Task brief –
Scan the material below for lines with the word "grid" and report how many there are, with nothing added.

Entries with figure data:
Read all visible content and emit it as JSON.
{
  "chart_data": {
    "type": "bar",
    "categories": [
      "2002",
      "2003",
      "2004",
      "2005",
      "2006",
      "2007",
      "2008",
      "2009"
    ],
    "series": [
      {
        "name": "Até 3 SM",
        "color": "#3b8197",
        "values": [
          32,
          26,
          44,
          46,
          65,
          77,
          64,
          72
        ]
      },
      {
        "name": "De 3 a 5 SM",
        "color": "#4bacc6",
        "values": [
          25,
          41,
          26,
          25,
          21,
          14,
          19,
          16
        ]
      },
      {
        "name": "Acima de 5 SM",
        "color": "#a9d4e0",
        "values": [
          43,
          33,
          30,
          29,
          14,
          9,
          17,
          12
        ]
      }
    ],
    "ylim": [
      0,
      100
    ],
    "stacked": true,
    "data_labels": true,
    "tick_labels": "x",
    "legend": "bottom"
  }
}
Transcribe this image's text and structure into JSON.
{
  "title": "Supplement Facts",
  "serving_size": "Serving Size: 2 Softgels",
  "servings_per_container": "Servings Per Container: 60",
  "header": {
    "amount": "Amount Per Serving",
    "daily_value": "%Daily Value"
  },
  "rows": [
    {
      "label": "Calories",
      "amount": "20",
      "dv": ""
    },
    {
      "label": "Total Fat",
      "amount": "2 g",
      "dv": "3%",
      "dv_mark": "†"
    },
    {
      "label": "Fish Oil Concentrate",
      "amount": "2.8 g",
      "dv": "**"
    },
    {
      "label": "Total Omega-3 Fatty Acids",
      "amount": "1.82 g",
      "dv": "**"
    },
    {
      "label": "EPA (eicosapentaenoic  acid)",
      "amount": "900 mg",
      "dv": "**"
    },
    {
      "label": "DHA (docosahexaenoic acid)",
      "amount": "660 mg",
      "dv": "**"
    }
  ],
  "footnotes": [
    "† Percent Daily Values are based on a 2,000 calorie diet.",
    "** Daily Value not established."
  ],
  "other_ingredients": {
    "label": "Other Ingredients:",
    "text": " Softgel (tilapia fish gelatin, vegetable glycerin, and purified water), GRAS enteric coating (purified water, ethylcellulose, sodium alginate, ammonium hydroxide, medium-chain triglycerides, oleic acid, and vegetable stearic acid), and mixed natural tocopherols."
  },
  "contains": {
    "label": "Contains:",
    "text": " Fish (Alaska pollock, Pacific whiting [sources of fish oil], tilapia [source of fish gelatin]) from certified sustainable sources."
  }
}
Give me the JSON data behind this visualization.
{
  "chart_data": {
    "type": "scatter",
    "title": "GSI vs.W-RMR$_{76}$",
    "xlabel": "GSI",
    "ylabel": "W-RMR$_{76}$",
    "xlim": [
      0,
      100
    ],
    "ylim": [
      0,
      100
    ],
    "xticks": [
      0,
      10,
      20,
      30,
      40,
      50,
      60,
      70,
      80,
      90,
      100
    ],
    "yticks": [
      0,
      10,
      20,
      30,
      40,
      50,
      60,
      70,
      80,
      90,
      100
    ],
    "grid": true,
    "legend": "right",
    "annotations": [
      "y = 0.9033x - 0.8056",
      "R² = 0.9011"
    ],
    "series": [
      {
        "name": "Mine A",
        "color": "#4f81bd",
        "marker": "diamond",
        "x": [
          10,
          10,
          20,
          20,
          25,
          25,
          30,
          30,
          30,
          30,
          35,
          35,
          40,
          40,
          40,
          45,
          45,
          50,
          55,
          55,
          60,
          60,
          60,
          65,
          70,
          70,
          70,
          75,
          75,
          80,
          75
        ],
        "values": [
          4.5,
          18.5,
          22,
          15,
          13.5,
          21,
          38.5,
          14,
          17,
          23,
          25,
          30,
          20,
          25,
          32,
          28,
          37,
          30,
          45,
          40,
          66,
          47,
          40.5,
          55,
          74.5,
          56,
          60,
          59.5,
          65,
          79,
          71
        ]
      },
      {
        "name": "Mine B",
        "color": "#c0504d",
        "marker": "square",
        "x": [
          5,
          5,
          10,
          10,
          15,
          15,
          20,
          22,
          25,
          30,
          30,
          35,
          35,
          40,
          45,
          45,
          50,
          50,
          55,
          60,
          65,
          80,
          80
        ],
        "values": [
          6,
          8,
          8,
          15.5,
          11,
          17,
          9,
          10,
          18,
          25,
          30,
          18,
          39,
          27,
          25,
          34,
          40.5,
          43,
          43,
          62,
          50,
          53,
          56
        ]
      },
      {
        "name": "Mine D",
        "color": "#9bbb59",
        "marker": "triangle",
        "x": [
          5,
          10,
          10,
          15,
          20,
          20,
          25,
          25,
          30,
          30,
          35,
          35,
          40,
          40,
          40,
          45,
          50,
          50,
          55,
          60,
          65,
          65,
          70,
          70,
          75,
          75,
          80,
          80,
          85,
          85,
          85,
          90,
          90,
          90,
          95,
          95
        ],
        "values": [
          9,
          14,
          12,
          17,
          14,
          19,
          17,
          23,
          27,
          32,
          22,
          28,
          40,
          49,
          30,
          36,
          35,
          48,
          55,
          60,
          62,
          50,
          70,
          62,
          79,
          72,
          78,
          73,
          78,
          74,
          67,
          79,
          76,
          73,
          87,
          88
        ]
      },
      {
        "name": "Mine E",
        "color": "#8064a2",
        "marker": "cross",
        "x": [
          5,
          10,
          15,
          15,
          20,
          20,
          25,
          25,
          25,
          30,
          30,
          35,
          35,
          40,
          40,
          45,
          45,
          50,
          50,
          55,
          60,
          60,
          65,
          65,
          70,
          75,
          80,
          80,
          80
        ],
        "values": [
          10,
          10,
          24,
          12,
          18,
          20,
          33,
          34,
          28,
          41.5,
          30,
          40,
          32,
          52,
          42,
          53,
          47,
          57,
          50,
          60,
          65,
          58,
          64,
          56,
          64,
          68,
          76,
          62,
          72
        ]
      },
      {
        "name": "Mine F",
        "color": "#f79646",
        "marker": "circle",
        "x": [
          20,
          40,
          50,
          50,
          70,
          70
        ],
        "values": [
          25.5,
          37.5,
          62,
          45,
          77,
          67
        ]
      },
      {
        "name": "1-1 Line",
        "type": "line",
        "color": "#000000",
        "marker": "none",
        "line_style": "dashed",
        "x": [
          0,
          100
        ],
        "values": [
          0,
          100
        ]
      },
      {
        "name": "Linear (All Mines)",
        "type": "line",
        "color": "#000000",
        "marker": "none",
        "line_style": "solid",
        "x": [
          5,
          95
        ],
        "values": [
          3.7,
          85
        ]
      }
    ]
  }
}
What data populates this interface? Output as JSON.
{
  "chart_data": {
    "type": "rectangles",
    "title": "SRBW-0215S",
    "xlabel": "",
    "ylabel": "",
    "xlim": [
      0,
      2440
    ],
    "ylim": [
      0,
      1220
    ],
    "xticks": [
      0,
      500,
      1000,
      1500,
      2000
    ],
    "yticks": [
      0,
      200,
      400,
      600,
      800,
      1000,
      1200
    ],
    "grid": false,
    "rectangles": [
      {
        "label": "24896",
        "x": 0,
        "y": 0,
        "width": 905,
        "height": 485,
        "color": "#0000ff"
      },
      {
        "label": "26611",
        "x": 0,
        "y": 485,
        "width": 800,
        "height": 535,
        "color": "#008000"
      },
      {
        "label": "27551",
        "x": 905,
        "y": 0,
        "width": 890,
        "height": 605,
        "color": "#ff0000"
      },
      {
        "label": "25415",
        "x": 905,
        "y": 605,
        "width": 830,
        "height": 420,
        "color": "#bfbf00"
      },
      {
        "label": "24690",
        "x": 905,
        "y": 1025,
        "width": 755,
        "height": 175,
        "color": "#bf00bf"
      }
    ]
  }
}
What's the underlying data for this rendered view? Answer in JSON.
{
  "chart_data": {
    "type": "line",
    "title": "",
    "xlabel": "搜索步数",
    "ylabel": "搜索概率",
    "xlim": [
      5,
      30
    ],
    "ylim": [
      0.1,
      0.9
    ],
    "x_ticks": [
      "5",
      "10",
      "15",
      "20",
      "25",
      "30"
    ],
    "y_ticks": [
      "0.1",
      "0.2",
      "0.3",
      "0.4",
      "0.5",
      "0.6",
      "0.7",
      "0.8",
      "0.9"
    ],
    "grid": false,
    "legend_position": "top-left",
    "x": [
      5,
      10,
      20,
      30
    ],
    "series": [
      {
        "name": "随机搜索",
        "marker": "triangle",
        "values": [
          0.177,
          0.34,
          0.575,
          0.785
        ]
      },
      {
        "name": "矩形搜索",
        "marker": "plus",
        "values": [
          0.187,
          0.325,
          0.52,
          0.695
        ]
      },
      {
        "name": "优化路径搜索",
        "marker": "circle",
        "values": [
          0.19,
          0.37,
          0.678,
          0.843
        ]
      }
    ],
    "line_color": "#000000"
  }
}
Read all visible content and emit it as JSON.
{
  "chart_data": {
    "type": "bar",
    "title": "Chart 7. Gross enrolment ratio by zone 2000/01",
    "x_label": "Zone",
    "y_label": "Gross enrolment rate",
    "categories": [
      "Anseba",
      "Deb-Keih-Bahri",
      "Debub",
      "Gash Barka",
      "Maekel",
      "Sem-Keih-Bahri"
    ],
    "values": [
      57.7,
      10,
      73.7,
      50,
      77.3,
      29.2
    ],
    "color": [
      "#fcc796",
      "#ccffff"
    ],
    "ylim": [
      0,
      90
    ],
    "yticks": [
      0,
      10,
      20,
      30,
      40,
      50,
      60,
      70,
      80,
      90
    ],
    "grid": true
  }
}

Task solution –
4